» Records from a data source
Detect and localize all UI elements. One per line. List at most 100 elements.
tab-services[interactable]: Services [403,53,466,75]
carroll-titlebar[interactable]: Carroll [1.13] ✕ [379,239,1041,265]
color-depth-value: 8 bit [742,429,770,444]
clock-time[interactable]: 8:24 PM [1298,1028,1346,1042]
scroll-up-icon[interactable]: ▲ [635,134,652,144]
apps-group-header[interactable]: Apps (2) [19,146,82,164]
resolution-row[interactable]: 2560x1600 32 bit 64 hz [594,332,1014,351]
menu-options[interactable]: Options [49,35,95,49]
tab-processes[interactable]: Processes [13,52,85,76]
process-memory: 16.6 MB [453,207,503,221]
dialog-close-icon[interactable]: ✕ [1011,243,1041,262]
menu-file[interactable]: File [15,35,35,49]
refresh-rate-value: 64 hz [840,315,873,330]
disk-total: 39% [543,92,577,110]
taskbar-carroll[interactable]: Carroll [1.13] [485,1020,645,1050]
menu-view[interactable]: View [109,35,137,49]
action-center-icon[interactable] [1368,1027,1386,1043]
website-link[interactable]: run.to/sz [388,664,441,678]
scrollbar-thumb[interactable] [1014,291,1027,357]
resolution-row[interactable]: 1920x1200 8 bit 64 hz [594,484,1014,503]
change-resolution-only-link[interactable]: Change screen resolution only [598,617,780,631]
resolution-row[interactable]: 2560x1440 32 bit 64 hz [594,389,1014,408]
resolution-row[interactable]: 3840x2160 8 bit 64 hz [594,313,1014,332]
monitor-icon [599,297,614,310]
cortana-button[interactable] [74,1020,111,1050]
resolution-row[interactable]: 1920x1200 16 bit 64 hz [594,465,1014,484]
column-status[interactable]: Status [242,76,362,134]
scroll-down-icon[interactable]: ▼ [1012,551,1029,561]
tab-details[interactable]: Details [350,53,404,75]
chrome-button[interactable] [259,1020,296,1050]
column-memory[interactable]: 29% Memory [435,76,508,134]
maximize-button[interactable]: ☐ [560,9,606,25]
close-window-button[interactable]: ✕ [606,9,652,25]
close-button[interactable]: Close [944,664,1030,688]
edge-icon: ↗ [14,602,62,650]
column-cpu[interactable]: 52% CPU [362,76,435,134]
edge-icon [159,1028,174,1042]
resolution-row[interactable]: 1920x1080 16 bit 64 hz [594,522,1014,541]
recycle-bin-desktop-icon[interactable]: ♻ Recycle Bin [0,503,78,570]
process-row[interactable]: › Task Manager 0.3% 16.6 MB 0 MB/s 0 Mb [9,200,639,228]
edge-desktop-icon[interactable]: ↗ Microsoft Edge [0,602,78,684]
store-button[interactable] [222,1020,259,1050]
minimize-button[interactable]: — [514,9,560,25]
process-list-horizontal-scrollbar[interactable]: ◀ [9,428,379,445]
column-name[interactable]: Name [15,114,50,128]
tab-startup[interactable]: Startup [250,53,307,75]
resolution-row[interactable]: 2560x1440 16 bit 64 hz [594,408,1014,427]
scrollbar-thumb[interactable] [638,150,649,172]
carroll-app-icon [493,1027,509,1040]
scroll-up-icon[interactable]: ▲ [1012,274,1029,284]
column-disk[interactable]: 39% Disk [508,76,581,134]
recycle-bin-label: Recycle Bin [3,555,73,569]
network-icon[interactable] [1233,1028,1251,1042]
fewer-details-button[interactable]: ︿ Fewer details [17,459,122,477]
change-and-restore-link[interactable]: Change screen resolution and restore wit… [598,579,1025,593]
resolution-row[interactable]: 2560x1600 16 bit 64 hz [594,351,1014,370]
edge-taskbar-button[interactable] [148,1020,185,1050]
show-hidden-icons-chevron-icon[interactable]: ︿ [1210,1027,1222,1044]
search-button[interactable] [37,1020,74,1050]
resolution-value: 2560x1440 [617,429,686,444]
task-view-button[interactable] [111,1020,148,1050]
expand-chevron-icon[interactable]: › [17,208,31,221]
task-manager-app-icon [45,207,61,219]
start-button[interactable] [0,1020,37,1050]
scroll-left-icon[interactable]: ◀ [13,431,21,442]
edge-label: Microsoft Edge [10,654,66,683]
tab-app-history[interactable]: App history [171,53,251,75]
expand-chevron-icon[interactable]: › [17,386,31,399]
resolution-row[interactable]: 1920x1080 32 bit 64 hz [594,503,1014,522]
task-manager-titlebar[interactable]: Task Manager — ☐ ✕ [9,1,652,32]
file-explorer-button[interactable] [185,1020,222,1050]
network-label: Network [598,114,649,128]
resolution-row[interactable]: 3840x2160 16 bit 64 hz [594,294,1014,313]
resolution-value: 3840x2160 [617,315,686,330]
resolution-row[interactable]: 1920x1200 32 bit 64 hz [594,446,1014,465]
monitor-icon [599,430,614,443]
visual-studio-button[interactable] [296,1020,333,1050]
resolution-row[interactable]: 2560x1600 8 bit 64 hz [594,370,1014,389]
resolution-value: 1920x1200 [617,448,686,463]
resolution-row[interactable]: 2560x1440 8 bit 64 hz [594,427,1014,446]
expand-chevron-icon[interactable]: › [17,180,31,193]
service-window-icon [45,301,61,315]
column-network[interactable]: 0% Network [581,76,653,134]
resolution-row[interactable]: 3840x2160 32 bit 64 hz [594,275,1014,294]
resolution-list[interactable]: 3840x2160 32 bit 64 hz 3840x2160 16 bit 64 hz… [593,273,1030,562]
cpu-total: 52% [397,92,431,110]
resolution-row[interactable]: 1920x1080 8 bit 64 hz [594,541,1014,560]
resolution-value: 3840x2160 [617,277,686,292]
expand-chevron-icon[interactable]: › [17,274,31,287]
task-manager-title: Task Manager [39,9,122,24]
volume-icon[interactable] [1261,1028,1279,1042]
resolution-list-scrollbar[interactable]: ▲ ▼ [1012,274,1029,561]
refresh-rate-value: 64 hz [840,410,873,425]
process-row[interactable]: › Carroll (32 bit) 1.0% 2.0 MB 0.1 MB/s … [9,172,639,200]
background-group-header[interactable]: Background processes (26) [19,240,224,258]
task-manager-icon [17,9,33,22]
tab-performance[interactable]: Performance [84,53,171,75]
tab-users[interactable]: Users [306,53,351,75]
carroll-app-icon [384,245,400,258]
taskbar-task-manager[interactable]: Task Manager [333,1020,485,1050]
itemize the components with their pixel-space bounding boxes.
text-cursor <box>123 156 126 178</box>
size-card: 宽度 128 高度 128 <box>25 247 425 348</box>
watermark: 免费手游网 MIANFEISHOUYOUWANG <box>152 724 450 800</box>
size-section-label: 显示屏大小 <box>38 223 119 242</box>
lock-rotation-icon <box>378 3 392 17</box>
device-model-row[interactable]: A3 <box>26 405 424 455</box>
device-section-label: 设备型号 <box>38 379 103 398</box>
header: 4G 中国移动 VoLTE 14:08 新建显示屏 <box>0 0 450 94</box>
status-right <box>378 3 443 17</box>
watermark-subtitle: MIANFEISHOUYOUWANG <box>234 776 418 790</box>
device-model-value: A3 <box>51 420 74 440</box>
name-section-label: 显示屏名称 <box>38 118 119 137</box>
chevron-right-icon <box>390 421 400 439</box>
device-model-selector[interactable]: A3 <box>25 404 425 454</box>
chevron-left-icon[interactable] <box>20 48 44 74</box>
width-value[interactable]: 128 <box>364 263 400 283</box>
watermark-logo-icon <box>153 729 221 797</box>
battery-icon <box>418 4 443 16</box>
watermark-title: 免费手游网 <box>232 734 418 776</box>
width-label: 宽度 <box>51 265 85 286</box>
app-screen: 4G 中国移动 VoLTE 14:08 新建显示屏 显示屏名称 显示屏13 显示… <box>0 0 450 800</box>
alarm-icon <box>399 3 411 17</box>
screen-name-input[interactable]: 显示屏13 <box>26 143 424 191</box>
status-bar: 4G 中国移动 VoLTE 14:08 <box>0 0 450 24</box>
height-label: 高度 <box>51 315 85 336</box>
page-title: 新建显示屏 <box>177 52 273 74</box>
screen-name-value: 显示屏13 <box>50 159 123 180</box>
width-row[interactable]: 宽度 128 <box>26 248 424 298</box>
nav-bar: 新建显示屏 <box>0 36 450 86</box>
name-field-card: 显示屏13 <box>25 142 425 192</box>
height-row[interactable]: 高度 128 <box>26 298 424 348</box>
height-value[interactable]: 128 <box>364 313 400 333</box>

» The exercise
Please pull out the rows from the start through the line containing "resolution-row[interactable]: 1920x1200 8", including that line, and reproduce each one without any change.

» Finished task
Detect and localize all UI elements. One per line. List at most 100 elements.
tab-services[interactable]: Services [403,53,466,75]
carroll-titlebar[interactable]: Carroll [1.13] ✕ [379,239,1041,265]
color-depth-value: 8 bit [742,429,770,444]
clock-time[interactable]: 8:24 PM [1298,1028,1346,1042]
scroll-up-icon[interactable]: ▲ [635,134,652,144]
apps-group-header[interactable]: Apps (2) [19,146,82,164]
resolution-row[interactable]: 2560x1600 32 bit 64 hz [594,332,1014,351]
menu-options[interactable]: Options [49,35,95,49]
tab-processes[interactable]: Processes [13,52,85,76]
process-memory: 16.6 MB [453,207,503,221]
dialog-close-icon[interactable]: ✕ [1011,243,1041,262]
menu-file[interactable]: File [15,35,35,49]
refresh-rate-value: 64 hz [840,315,873,330]
disk-total: 39% [543,92,577,110]
taskbar-carroll[interactable]: Carroll [1.13] [485,1020,645,1050]
menu-view[interactable]: View [109,35,137,49]
action-center-icon[interactable] [1368,1027,1386,1043]
website-link[interactable]: run.to/sz [388,664,441,678]
scrollbar-thumb[interactable] [1014,291,1027,357]
resolution-row[interactable]: 1920x1200 8 bit 64 hz [594,484,1014,503]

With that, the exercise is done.